■ Stated goal
Return all the entries exactly, keeping pictures out.
════════════════
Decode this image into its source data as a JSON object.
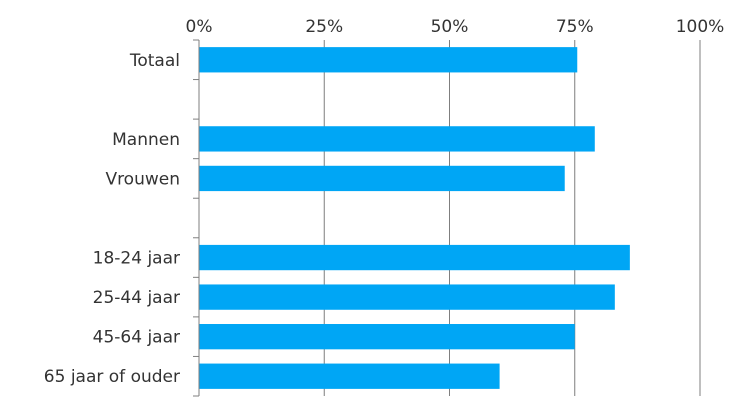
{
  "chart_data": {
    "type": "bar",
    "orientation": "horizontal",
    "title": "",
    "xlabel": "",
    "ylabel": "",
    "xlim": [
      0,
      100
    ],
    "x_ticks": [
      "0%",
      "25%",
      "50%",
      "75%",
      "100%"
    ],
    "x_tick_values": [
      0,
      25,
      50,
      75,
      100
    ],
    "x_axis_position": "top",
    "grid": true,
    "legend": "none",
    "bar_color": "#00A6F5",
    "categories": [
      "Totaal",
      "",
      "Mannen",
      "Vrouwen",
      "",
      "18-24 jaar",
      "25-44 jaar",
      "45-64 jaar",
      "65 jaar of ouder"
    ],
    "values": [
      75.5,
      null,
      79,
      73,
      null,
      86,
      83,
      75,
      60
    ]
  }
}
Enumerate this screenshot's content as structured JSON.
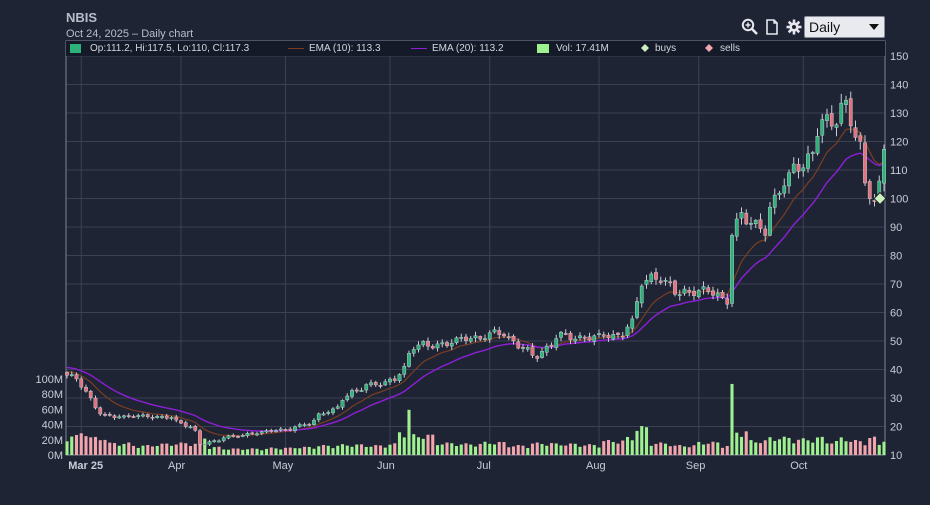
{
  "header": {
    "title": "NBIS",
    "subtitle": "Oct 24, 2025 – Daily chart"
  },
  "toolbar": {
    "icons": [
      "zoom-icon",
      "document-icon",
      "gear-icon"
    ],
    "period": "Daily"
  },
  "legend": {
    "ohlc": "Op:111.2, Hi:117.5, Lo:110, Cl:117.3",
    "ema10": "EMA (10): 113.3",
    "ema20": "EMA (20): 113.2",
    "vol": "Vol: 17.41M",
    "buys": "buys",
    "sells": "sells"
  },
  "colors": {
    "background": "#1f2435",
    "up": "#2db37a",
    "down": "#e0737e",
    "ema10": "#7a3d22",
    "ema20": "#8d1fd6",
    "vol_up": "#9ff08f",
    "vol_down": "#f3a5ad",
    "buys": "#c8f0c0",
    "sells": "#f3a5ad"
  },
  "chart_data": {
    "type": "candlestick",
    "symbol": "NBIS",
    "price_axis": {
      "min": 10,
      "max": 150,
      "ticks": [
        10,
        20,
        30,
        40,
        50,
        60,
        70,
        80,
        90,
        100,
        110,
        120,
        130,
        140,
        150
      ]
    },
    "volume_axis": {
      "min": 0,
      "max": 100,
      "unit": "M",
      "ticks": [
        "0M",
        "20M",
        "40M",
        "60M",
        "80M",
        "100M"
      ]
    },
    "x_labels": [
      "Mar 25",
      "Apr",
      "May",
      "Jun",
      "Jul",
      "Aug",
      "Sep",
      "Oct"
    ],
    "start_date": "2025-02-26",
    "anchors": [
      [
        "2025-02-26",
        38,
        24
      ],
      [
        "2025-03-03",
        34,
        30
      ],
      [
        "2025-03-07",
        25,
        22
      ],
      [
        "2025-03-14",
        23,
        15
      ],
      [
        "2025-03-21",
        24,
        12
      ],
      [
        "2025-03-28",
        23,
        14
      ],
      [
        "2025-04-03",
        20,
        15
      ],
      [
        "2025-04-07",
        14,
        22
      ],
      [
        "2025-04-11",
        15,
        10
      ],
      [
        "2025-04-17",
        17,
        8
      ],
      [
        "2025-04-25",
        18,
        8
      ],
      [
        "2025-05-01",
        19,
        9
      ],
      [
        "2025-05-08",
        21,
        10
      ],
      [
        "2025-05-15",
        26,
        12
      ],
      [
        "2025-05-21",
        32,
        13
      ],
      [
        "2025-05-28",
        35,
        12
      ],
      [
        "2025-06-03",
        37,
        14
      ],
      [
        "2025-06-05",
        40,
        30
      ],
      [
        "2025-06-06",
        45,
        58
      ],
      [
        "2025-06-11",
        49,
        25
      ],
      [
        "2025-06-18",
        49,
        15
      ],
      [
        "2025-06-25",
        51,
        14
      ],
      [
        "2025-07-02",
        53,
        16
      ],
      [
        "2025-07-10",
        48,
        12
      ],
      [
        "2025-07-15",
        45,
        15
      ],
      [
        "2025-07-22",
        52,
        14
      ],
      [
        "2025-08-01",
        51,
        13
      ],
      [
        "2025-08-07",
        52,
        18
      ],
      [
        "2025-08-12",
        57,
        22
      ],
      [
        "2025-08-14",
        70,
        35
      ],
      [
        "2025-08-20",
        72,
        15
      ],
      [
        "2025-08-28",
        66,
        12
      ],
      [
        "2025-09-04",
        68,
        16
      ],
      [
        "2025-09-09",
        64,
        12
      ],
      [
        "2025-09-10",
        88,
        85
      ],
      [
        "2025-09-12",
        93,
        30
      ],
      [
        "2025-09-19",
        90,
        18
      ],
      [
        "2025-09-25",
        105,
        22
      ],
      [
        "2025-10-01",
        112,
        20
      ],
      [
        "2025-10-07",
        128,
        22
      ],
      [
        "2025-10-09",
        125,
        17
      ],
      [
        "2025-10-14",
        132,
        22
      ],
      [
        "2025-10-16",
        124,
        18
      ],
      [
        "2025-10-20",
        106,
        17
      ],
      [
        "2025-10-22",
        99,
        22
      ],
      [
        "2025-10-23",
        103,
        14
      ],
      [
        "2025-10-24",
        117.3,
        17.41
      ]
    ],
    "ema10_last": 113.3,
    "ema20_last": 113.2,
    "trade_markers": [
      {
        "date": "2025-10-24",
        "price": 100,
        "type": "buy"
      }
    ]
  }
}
════════════════
■ Complete answer
Decode this image into its source data as a JSON object.
{
  "chart_data": {
    "type": "bar",
    "orientation": "horizontal",
    "title": "",
    "xlabel": "",
    "ylabel": "",
    "xlim": [
      0,
      100
    ],
    "x_ticks": [
      "0%",
      "25%",
      "50%",
      "75%",
      "100%"
    ],
    "x_tick_values": [
      0,
      25,
      50,
      75,
      100
    ],
    "x_axis_position": "top",
    "grid": true,
    "legend": "none",
    "bar_color": "#00A6F5",
    "categories": [
      "Totaal",
      "",
      "Mannen",
      "Vrouwen",
      "",
      "18-24 jaar",
      "25-44 jaar",
      "45-64 jaar",
      "65 jaar of ouder"
    ],
    "values": [
      75.5,
      null,
      79,
      73,
      null,
      86,
      83,
      75,
      60
    ]
  }
}
Enumerate this screenshot's content as structured JSON.
{
  "header": {
    "title": "NBIS",
    "subtitle": "Oct 24, 2025 – Daily chart"
  },
  "toolbar": {
    "icons": [
      "zoom-icon",
      "document-icon",
      "gear-icon"
    ],
    "period": "Daily"
  },
  "legend": {
    "ohlc": "Op:111.2, Hi:117.5, Lo:110, Cl:117.3",
    "ema10": "EMA (10): 113.3",
    "ema20": "EMA (20): 113.2",
    "vol": "Vol: 17.41M",
    "buys": "buys",
    "sells": "sells"
  },
  "colors": {
    "background": "#1f2435",
    "up": "#2db37a",
    "down": "#e0737e",
    "ema10": "#7a3d22",
    "ema20": "#8d1fd6",
    "vol_up": "#9ff08f",
    "vol_down": "#f3a5ad",
    "buys": "#c8f0c0",
    "sells": "#f3a5ad"
  },
  "chart_data": {
    "type": "candlestick",
    "symbol": "NBIS",
    "price_axis": {
      "min": 10,
      "max": 150,
      "ticks": [
        10,
        20,
        30,
        40,
        50,
        60,
        70,
        80,
        90,
        100,
        110,
        120,
        130,
        140,
        150
      ]
    },
    "volume_axis": {
      "min": 0,
      "max": 100,
      "unit": "M",
      "ticks": [
        "0M",
        "20M",
        "40M",
        "60M",
        "80M",
        "100M"
      ]
    },
    "x_labels": [
      "Mar 25",
      "Apr",
      "May",
      "Jun",
      "Jul",
      "Aug",
      "Sep",
      "Oct"
    ],
    "start_date": "2025-02-26",
    "anchors": [
      [
        "2025-02-26",
        38,
        24
      ],
      [
        "2025-03-03",
        34,
        30
      ],
      [
        "2025-03-07",
        25,
        22
      ],
      [
        "2025-03-14",
        23,
        15
      ],
      [
        "2025-03-21",
        24,
        12
      ],
      [
        "2025-03-28",
        23,
        14
      ],
      [
        "2025-04-03",
        20,
        15
      ],
      [
        "2025-04-07",
        14,
        22
      ],
      [
        "2025-04-11",
        15,
        10
      ],
      [
        "2025-04-17",
        17,
        8
      ],
      [
        "2025-04-25",
        18,
        8
      ],
      [
        "2025-05-01",
        19,
        9
      ],
      [
        "2025-05-08",
        21,
        10
      ],
      [
        "2025-05-15",
        26,
        12
      ],
      [
        "2025-05-21",
        32,
        13
      ],
      [
        "2025-05-28",
        35,
        12
      ],
      [
        "2025-06-03",
        37,
        14
      ],
      [
        "2025-06-05",
        40,
        30
      ],
      [
        "2025-06-06",
        45,
        58
      ],
      [
        "2025-06-11",
        49,
        25
      ],
      [
        "2025-06-18",
        49,
        15
      ],
      [
        "2025-06-25",
        51,
        14
      ],
      [
        "2025-07-02",
        53,
        16
      ],
      [
        "2025-07-10",
        48,
        12
      ],
      [
        "2025-07-15",
        45,
        15
      ],
      [
        "2025-07-22",
        52,
        14
      ],
      [
        "2025-08-01",
        51,
        13
      ],
      [
        "2025-08-07",
        52,
        18
      ],
      [
        "2025-08-12",
        57,
        22
      ],
      [
        "2025-08-14",
        70,
        35
      ],
      [
        "2025-08-20",
        72,
        15
      ],
      [
        "2025-08-28",
        66,
        12
      ],
      [
        "2025-09-04",
        68,
        16
      ],
      [
        "2025-09-09",
        64,
        12
      ],
      [
        "2025-09-10",
        88,
        85
      ],
      [
        "2025-09-12",
        93,
        30
      ],
      [
        "2025-09-19",
        90,
        18
      ],
      [
        "2025-09-25",
        105,
        22
      ],
      [
        "2025-10-01",
        112,
        20
      ],
      [
        "2025-10-07",
        128,
        22
      ],
      [
        "2025-10-09",
        125,
        17
      ],
      [
        "2025-10-14",
        132,
        22
      ],
      [
        "2025-10-16",
        124,
        18
      ],
      [
        "2025-10-20",
        106,
        17
      ],
      [
        "2025-10-22",
        99,
        22
      ],
      [
        "2025-10-23",
        103,
        14
      ],
      [
        "2025-10-24",
        117.3,
        17.41
      ]
    ],
    "ema10_last": 113.3,
    "ema20_last": 113.2,
    "trade_markers": [
      {
        "date": "2025-10-24",
        "price": 100,
        "type": "buy"
      }
    ]
  }
}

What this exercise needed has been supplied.